--- What you should do ---
Show every line in the records below that contains the word "cause".

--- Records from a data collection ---

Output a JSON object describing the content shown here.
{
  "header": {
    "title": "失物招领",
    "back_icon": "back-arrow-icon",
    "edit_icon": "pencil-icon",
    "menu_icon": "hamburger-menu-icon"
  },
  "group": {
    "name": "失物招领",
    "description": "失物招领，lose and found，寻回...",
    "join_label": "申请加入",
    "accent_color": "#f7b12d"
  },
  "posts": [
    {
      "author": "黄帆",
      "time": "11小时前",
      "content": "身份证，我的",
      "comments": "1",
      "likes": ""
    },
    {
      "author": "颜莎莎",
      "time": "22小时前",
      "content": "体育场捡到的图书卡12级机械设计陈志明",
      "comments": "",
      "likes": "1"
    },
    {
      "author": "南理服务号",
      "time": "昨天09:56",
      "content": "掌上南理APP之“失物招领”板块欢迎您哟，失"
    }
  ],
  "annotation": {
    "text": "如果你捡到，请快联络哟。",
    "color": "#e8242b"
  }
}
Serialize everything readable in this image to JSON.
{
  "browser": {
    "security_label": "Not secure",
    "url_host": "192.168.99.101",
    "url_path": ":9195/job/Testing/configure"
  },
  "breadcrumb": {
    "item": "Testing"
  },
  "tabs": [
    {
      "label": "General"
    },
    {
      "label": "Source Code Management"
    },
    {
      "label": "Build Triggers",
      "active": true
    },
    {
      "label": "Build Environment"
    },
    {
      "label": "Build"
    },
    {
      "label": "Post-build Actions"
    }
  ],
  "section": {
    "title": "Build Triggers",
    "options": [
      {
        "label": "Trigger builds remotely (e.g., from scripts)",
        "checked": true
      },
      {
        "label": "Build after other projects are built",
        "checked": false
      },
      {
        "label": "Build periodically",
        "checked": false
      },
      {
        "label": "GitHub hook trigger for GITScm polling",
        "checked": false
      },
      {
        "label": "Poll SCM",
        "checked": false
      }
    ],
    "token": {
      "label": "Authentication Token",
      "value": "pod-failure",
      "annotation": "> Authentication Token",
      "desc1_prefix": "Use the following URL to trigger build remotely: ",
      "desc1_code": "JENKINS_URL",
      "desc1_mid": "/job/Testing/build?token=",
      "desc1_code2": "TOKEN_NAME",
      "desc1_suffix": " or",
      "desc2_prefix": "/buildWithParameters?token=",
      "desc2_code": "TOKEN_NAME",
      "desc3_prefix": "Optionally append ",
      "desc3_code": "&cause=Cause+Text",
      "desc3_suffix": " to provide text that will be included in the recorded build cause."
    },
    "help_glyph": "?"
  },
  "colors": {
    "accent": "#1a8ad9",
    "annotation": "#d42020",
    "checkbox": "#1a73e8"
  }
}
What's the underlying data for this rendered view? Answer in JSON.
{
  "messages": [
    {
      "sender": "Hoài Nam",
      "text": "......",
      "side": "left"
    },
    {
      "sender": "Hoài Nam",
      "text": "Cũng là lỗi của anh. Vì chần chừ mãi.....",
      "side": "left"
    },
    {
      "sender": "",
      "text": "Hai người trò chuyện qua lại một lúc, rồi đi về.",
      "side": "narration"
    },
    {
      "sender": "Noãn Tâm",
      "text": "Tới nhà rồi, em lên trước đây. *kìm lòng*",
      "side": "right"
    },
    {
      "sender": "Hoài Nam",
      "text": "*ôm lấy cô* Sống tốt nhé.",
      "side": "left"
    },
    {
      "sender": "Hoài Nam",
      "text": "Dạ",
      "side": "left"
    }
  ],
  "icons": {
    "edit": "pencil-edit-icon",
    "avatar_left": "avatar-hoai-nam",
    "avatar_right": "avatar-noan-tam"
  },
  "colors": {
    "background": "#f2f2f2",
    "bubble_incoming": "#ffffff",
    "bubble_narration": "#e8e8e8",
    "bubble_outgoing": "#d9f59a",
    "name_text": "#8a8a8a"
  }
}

--- Response to the task ---
      "desc3_code": "&cause=Cause+Text",
      "desc3_suffix": " to provide text that will be included in the recorded build cause."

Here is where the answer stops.